* begin *

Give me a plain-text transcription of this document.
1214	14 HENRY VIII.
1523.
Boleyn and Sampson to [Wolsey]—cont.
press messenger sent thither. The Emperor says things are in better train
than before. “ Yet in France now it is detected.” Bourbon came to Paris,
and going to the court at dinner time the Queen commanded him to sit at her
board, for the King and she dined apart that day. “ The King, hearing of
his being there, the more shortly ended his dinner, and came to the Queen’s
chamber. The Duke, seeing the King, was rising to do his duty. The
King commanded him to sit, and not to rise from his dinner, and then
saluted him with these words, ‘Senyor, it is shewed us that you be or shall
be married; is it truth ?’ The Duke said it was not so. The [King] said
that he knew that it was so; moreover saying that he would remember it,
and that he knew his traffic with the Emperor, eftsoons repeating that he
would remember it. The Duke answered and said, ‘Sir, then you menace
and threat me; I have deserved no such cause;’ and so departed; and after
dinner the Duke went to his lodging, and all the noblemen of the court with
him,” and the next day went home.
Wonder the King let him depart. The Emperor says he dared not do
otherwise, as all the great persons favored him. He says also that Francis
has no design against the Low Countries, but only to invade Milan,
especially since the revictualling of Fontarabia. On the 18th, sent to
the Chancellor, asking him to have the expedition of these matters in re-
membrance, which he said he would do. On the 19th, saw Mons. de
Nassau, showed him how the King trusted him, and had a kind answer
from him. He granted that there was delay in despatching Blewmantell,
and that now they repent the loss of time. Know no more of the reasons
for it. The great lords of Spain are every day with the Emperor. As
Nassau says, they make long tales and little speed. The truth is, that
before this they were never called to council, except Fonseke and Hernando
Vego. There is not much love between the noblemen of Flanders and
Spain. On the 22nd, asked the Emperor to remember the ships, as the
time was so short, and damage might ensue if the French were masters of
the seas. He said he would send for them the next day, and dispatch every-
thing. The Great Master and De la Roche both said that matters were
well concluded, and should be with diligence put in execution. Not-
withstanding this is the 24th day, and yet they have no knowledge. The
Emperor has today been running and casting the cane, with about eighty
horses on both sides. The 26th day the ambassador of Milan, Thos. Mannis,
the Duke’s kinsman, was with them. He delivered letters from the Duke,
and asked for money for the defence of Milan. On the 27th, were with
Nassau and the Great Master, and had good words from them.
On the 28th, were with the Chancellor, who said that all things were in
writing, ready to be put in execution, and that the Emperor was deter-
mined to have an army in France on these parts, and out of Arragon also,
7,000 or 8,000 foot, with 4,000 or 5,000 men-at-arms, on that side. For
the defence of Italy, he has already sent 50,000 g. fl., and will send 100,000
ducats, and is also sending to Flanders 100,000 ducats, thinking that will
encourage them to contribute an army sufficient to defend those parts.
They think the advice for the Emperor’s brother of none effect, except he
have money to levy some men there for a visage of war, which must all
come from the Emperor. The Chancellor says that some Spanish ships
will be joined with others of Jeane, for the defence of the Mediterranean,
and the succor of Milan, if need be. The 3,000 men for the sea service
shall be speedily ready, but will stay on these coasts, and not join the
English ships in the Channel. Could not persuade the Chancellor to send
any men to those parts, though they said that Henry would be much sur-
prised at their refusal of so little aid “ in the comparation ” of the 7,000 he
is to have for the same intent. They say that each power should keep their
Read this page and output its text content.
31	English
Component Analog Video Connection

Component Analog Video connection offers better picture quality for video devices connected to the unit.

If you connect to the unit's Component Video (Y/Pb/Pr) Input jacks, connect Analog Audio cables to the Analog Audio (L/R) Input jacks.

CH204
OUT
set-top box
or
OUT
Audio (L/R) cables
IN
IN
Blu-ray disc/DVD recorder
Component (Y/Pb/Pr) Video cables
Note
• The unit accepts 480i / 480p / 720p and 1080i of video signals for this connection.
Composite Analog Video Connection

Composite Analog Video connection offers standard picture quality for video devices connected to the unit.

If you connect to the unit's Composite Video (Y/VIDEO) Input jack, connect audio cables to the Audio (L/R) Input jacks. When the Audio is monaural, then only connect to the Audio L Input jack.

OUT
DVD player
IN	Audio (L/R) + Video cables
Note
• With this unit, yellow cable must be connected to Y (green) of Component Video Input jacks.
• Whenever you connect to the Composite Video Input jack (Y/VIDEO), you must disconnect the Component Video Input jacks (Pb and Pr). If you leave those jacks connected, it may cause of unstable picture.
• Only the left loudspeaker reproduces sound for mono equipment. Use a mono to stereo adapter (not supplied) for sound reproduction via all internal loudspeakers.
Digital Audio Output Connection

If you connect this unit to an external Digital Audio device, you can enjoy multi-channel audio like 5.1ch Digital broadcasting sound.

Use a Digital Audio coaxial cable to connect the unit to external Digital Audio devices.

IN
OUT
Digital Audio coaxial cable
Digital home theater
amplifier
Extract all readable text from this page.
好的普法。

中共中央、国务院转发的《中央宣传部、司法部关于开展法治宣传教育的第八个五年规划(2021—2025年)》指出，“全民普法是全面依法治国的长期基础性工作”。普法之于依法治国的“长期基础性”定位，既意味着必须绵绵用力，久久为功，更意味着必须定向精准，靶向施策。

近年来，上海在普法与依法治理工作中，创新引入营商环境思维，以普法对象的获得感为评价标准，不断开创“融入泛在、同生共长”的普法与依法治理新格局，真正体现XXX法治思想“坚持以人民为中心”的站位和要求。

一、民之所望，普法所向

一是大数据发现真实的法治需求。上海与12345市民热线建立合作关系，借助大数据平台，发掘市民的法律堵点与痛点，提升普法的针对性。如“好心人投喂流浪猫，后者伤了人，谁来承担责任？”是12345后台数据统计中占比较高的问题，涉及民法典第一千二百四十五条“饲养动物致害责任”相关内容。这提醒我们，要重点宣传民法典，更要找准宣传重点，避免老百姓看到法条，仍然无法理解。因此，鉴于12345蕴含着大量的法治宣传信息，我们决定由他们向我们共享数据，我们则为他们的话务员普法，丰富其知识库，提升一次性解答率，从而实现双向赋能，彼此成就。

* end *

## Exercise directions
Check each line of the data above for the string "their", then report how many lines have it, with no other words.

## Result of this task
2